*Instructions to follow*: Look below and pull out each line with the word "床头挂着狐狸面具".

*Task input*:

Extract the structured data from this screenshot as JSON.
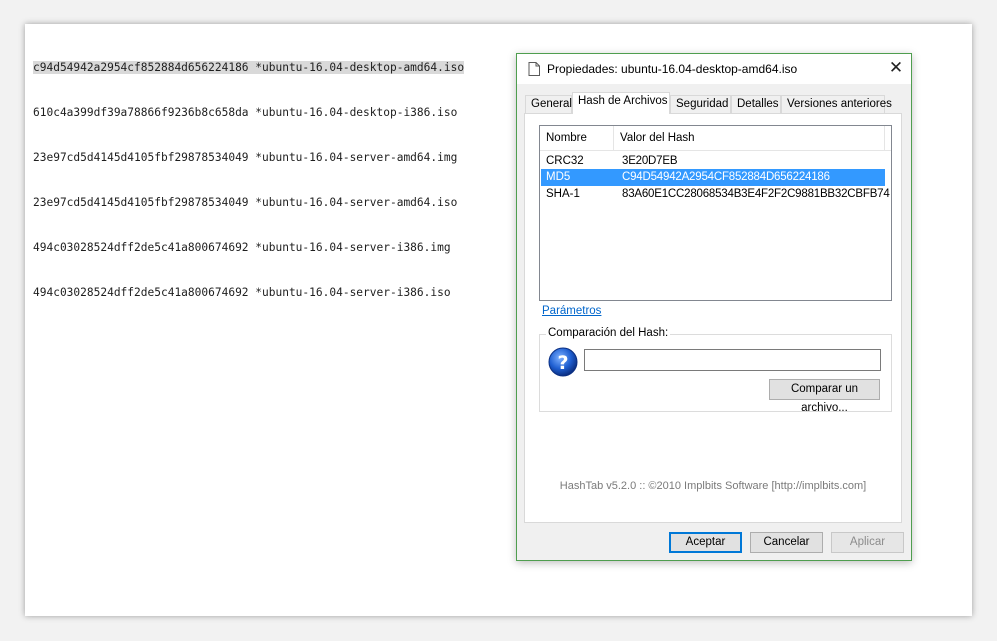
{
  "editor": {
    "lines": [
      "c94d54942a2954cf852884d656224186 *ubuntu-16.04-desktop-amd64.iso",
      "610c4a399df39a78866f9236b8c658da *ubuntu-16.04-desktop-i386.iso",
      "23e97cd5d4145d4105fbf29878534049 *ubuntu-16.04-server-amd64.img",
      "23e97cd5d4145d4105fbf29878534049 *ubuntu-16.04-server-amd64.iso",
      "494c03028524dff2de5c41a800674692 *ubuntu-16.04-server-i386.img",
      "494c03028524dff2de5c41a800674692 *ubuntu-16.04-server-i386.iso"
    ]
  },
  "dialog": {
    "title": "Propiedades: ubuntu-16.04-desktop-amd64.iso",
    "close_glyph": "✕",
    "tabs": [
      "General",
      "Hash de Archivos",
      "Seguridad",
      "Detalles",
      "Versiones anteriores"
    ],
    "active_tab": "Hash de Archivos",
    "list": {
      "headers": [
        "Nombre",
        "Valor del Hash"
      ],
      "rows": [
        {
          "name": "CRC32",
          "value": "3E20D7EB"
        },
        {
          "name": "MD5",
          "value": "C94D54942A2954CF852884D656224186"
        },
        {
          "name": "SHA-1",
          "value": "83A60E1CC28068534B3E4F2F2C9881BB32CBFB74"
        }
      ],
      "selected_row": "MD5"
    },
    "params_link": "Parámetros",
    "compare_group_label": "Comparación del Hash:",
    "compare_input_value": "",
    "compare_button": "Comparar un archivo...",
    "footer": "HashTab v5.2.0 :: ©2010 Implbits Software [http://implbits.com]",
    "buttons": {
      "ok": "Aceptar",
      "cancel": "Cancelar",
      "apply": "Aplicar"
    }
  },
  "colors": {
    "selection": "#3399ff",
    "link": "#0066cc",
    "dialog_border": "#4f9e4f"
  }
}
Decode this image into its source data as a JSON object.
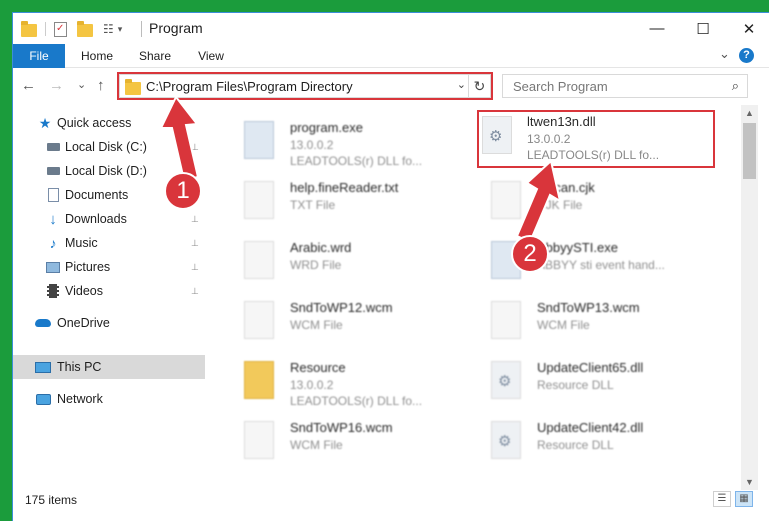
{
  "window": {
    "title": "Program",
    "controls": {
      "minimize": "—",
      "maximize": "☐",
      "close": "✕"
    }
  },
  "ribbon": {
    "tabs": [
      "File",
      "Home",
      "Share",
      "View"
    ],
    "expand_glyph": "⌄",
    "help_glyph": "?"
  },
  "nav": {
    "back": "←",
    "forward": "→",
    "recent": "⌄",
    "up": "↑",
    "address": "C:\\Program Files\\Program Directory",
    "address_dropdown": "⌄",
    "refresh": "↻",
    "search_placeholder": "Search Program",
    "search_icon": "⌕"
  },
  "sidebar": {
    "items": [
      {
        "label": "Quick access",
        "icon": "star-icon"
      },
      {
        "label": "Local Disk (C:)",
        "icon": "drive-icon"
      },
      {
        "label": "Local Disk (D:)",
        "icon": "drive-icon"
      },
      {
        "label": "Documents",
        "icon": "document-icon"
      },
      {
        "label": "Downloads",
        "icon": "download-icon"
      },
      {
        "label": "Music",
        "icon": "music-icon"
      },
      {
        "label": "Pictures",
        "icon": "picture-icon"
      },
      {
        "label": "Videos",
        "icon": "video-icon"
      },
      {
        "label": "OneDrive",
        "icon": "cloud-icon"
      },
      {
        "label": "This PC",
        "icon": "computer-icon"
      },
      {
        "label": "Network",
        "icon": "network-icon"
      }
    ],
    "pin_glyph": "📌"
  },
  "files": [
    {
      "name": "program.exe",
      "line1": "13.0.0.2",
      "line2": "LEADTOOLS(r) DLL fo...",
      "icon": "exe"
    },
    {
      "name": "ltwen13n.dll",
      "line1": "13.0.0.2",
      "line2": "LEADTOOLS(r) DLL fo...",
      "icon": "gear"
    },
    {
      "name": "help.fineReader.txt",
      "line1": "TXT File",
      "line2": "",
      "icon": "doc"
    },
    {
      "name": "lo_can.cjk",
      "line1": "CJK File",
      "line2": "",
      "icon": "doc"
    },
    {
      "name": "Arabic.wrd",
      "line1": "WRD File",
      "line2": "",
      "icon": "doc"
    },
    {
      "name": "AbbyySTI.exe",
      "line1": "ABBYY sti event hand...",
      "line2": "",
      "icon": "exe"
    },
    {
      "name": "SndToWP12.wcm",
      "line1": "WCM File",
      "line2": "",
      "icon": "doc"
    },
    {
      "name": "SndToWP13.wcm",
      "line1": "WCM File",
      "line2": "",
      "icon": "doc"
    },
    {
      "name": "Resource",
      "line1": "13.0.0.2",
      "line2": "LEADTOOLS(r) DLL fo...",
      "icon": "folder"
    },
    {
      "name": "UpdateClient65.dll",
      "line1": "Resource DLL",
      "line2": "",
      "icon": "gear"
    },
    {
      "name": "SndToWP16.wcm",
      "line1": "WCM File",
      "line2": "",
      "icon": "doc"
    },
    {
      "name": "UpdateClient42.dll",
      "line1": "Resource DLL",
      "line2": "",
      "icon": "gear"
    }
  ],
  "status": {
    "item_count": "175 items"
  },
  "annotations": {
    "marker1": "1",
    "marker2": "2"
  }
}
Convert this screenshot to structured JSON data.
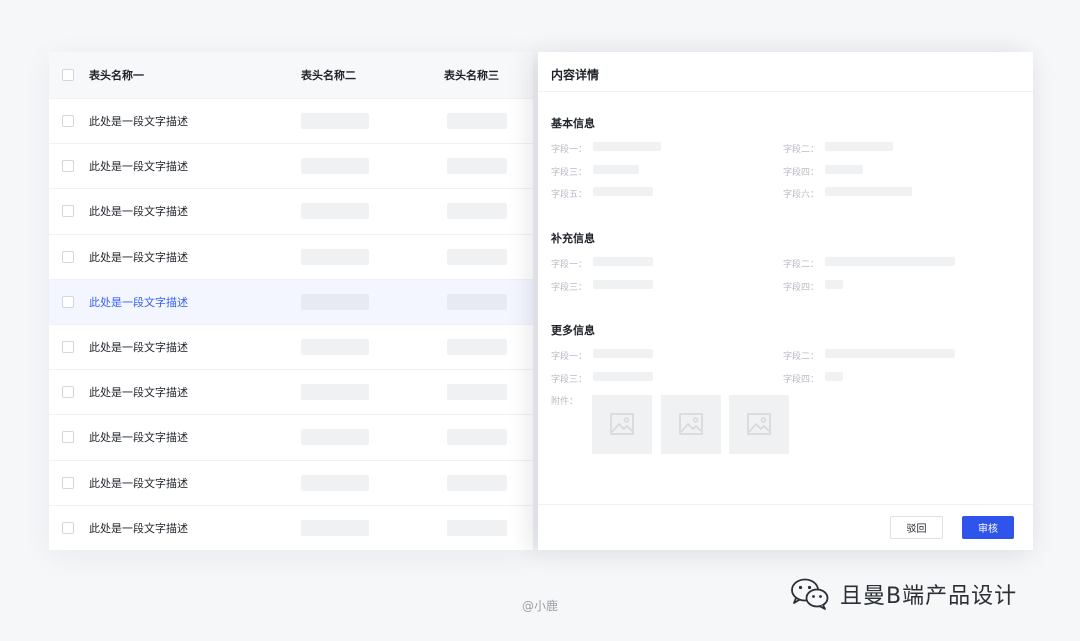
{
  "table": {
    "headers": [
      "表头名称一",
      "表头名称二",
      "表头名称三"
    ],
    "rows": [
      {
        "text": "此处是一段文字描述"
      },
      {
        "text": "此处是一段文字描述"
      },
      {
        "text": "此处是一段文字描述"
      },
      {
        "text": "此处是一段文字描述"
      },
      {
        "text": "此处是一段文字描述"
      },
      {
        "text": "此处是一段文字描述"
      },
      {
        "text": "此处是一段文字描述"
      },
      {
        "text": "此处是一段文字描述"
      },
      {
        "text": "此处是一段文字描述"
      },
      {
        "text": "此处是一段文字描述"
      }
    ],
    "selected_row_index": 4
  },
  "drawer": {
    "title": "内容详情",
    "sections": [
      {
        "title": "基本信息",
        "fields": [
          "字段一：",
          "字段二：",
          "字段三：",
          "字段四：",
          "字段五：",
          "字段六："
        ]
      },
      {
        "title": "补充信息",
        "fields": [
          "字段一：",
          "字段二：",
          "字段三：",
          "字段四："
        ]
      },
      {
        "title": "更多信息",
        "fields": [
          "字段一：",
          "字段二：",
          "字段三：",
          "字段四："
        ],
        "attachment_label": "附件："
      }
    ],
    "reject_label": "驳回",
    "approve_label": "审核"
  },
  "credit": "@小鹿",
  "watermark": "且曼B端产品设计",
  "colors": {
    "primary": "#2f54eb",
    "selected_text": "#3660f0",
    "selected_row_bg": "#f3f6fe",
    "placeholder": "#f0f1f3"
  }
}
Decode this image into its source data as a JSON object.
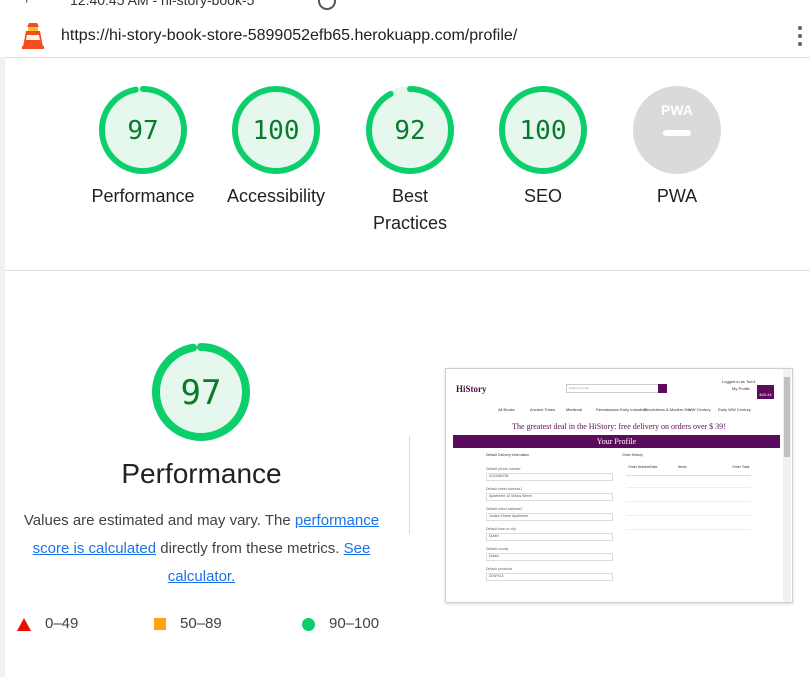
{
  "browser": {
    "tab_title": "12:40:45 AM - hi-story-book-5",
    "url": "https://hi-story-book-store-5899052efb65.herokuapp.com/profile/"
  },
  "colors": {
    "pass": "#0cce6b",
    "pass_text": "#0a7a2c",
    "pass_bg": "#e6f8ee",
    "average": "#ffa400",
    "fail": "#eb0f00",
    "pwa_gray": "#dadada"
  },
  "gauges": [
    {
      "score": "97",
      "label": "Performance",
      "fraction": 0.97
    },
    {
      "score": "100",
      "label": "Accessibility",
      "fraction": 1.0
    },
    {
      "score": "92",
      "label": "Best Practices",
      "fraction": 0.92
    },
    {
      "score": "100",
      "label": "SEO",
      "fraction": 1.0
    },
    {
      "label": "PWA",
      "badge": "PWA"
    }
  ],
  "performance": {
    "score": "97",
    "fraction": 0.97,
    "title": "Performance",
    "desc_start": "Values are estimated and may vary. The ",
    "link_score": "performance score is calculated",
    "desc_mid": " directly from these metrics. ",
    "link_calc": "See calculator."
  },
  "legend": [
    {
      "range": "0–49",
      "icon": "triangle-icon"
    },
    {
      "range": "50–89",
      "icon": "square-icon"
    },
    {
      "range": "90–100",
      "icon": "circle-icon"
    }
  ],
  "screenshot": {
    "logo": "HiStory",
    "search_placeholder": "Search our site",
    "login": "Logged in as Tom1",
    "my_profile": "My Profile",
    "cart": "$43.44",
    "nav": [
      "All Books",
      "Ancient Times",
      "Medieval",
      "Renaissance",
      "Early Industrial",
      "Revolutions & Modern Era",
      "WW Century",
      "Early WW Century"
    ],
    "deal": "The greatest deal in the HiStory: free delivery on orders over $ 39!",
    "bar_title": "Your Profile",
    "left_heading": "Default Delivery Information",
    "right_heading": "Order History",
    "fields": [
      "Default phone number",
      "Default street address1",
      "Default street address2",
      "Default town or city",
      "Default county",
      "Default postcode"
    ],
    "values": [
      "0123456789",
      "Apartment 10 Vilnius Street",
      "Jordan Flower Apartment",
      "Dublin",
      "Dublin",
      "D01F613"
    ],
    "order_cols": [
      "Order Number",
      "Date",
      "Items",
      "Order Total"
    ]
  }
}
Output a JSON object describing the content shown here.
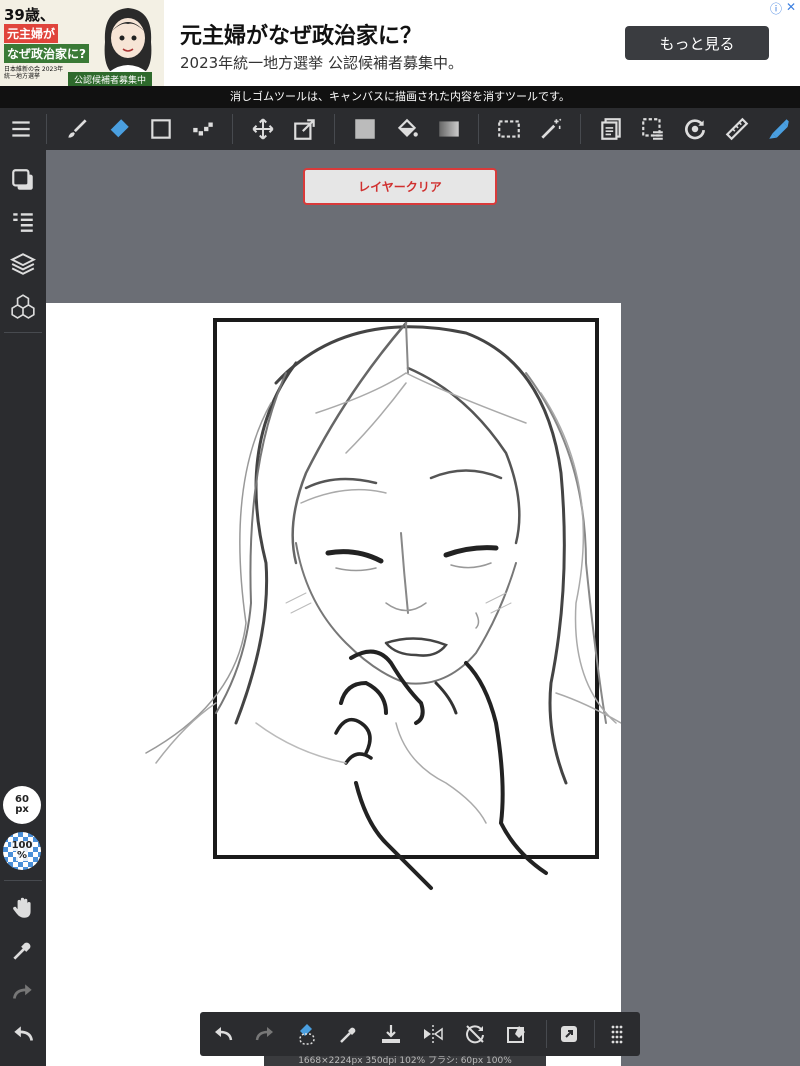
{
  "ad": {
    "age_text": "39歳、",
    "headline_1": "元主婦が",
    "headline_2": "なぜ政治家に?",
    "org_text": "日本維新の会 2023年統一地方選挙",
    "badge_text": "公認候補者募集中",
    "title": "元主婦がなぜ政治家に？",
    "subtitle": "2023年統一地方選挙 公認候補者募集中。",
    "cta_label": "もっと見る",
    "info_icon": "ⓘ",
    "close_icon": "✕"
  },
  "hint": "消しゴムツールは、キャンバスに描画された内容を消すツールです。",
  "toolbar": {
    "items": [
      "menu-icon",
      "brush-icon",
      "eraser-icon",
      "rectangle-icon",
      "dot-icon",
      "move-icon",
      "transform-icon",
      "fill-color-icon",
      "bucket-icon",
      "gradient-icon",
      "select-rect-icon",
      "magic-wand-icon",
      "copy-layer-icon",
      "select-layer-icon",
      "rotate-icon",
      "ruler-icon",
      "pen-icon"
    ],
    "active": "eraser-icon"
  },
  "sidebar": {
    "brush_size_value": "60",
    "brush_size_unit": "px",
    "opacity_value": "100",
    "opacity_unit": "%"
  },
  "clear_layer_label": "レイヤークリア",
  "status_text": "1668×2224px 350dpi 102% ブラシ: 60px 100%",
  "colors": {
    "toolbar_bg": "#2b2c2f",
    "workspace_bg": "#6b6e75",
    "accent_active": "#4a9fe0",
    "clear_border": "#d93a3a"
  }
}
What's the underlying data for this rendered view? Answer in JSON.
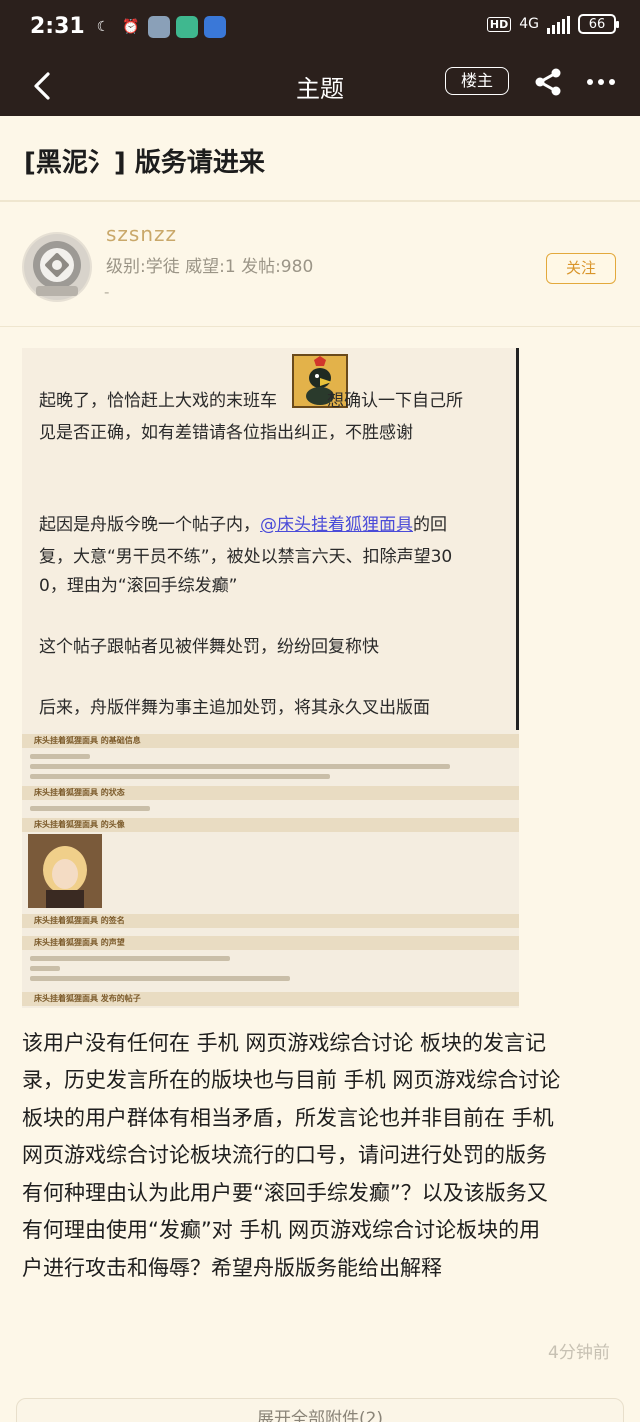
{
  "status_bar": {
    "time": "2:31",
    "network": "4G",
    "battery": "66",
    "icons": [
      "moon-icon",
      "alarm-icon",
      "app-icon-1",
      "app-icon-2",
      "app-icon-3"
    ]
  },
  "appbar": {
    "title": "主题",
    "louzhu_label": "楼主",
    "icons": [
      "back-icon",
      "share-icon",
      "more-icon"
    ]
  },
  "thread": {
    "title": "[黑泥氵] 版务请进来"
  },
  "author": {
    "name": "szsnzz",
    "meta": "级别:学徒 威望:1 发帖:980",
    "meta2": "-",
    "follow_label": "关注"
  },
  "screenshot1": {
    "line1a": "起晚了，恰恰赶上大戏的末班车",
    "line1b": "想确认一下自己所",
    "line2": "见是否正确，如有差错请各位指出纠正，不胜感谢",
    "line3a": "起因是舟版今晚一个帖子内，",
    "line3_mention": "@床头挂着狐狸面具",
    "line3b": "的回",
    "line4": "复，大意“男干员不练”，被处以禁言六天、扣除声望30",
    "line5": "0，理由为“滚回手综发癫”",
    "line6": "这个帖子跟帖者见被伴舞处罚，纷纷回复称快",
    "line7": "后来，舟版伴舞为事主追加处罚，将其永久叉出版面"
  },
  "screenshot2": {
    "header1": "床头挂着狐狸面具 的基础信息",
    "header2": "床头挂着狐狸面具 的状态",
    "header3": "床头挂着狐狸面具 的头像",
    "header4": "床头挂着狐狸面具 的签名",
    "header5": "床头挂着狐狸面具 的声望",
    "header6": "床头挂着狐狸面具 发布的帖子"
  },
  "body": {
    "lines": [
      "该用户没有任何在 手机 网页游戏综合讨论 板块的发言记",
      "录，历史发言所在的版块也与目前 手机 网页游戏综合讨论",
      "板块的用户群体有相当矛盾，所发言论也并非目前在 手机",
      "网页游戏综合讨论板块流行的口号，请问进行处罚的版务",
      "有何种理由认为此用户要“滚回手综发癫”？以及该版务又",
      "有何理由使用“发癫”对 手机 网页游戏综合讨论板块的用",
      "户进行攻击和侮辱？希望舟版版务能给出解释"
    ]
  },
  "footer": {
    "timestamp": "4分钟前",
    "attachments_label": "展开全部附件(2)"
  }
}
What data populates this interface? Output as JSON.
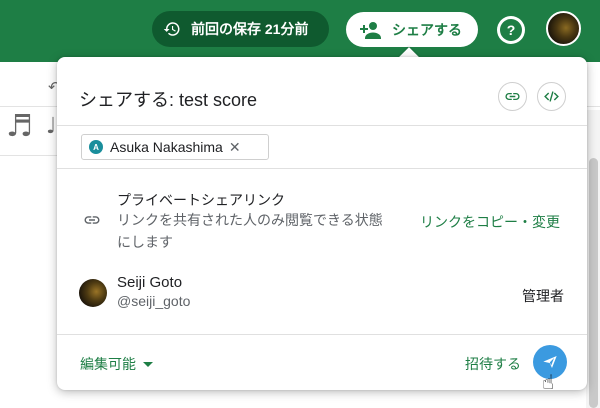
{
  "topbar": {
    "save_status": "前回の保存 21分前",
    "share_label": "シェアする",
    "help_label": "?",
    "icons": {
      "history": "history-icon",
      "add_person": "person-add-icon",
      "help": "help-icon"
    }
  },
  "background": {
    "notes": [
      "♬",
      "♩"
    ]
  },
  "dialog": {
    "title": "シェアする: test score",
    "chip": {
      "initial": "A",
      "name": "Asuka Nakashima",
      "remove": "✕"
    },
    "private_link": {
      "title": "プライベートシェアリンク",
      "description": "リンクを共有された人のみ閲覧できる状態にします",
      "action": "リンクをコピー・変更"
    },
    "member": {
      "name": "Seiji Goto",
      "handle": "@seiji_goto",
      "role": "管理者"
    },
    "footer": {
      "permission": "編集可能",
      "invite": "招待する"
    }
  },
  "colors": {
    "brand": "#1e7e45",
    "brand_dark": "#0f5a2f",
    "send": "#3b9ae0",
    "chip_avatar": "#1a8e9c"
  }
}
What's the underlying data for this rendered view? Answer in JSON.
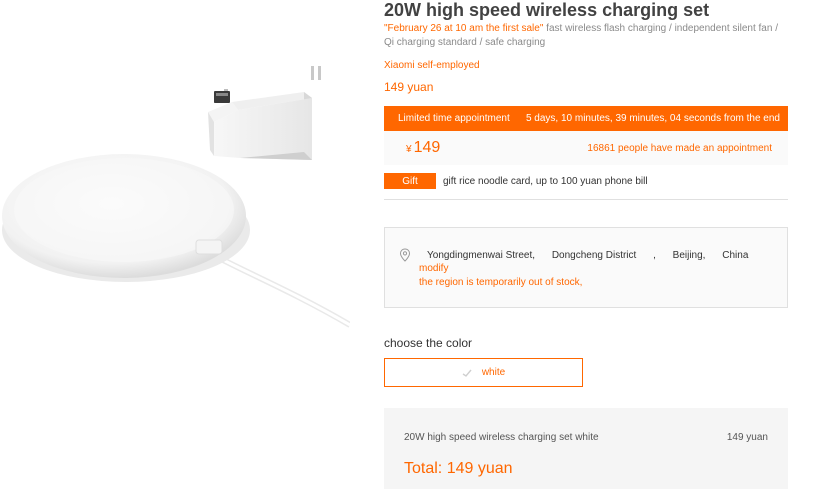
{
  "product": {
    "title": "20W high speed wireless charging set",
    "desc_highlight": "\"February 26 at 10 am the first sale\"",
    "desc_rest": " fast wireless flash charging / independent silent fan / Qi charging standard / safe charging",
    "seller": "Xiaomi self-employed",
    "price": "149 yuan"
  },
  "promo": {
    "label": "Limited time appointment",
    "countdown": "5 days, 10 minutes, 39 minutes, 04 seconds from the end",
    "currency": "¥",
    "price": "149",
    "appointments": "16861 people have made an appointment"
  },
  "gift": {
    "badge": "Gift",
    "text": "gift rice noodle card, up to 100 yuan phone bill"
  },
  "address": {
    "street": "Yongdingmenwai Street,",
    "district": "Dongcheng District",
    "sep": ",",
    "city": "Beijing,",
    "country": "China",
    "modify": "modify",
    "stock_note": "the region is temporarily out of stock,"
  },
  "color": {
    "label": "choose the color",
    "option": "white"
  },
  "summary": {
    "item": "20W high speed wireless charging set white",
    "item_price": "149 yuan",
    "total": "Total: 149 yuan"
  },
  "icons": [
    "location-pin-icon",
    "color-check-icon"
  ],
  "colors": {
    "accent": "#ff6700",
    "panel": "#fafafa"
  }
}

*Output for this task*:
    "line3_mention": "@床头挂着狐狸面具",
    "header1": "床头挂着狐狸面具 的基础信息",
    "header2": "床头挂着狐狸面具 的状态",
    "header3": "床头挂着狐狸面具 的头像",
    "header4": "床头挂着狐狸面具 的签名",
    "header5": "床头挂着狐狸面具 的声望",
    "header6": "床头挂着狐狸面具 发布的帖子"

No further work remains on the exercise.